PROBLEM REQUIREMENTS >>
Select the lines of the records containing the word "meta" and list them.

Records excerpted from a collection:
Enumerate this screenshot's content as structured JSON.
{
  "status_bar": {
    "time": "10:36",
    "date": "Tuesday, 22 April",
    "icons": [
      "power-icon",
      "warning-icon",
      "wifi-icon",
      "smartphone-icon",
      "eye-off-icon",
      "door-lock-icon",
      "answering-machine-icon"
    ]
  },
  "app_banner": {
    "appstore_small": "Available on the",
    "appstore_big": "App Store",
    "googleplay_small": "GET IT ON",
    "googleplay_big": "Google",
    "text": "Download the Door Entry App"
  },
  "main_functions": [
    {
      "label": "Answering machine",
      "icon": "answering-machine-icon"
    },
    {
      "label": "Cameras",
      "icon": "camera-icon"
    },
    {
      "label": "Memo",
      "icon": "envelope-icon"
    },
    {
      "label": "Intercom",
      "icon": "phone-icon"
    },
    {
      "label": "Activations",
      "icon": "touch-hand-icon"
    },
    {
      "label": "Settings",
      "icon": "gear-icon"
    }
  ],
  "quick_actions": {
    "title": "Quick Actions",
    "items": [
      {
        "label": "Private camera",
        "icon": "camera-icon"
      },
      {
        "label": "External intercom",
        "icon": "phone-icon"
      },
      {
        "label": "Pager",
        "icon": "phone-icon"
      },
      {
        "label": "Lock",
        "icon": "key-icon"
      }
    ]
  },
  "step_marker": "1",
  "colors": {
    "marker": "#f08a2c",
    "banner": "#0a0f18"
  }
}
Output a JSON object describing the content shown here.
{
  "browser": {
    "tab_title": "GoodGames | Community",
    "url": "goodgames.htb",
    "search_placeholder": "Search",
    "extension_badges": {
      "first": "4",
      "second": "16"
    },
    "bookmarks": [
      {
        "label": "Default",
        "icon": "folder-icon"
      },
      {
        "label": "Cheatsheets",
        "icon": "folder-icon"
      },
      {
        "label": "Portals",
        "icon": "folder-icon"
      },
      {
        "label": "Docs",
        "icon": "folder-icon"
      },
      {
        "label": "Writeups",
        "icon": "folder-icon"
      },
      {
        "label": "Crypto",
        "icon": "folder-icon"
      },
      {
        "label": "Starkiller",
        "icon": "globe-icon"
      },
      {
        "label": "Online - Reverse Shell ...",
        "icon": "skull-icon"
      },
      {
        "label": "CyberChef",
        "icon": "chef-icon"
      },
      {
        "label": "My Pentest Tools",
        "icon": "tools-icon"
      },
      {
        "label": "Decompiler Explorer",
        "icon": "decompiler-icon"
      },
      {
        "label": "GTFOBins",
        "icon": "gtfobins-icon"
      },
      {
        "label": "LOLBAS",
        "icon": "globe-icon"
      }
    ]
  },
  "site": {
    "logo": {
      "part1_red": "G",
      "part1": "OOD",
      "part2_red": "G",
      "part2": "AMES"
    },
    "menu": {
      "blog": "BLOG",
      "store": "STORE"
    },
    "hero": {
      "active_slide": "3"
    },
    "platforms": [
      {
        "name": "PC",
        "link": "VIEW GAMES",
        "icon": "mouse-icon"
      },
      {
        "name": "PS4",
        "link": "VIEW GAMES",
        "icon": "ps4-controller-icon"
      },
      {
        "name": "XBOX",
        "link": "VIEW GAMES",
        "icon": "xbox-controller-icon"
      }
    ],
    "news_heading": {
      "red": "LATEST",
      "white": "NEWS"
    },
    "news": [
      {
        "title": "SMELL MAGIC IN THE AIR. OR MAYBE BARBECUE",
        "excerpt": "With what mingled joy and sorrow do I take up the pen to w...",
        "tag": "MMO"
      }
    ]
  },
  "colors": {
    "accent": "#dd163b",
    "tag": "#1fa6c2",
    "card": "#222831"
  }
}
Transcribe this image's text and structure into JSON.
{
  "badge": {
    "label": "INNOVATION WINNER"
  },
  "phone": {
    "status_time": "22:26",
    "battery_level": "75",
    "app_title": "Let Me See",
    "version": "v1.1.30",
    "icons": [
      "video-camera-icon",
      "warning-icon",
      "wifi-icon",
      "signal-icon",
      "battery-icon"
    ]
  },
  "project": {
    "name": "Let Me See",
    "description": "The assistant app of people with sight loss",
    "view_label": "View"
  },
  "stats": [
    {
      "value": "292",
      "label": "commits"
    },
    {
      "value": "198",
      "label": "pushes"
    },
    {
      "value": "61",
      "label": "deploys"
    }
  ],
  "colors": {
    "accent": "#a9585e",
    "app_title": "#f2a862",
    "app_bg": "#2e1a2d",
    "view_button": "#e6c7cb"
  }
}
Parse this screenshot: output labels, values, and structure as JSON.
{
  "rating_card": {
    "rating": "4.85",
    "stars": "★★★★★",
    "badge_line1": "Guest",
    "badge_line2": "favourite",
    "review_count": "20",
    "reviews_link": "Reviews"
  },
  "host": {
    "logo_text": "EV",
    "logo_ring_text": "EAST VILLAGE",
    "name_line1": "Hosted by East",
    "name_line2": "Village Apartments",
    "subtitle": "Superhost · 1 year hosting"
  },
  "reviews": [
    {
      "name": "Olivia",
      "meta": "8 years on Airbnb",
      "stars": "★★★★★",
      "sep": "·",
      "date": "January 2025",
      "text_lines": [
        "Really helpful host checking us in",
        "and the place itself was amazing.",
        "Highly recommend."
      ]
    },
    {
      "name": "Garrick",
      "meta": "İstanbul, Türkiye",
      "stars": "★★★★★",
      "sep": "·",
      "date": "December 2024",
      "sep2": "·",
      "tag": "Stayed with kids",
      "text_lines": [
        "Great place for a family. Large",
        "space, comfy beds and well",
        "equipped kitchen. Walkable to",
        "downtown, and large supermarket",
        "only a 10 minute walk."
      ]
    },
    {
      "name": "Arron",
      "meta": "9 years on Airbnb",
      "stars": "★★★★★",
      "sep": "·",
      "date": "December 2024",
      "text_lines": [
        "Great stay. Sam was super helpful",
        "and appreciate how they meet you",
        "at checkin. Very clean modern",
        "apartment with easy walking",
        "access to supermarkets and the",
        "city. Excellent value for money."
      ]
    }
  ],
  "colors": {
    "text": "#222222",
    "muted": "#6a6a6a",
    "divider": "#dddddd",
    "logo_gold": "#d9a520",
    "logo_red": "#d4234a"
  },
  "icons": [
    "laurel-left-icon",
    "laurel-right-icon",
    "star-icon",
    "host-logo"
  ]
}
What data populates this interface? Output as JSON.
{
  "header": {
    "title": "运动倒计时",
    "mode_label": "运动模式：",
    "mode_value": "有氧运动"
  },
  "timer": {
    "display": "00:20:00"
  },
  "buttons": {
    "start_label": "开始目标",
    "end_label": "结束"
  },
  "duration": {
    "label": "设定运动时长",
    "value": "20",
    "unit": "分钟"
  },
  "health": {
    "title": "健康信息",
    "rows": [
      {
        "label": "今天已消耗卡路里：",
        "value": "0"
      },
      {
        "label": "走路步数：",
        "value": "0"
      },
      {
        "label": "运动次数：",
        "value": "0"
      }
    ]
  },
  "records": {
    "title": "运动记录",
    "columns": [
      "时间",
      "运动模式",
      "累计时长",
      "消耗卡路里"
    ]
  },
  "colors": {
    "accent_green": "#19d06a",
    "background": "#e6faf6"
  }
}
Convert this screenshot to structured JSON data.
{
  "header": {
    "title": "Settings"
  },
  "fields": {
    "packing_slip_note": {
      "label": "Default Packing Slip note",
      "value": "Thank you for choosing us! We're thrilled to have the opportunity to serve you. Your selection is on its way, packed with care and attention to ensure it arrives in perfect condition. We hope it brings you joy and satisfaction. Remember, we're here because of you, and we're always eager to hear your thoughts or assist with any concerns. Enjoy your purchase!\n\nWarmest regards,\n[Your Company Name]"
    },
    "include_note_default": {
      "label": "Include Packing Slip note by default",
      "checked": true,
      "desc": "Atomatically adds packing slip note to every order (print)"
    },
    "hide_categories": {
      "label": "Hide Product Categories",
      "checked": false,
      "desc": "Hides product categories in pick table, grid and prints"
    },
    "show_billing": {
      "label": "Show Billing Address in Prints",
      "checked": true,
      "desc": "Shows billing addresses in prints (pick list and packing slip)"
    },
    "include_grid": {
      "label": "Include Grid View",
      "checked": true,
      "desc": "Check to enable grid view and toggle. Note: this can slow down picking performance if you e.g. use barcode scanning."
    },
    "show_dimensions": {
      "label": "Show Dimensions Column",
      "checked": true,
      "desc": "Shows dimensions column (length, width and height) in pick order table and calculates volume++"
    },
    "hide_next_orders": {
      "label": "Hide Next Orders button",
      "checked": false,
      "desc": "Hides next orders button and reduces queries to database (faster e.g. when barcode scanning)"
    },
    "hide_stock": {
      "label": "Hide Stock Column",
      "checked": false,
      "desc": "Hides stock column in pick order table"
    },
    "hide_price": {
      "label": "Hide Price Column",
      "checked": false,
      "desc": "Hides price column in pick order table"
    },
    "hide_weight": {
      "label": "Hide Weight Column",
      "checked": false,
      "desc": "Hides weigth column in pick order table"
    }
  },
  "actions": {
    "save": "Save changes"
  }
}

SOLUTION TO THE EXERCISE >>
      "meta": "8 years on Airbnb",
      "meta": "İstanbul, Türkiye",
      "meta": "9 years on Airbnb",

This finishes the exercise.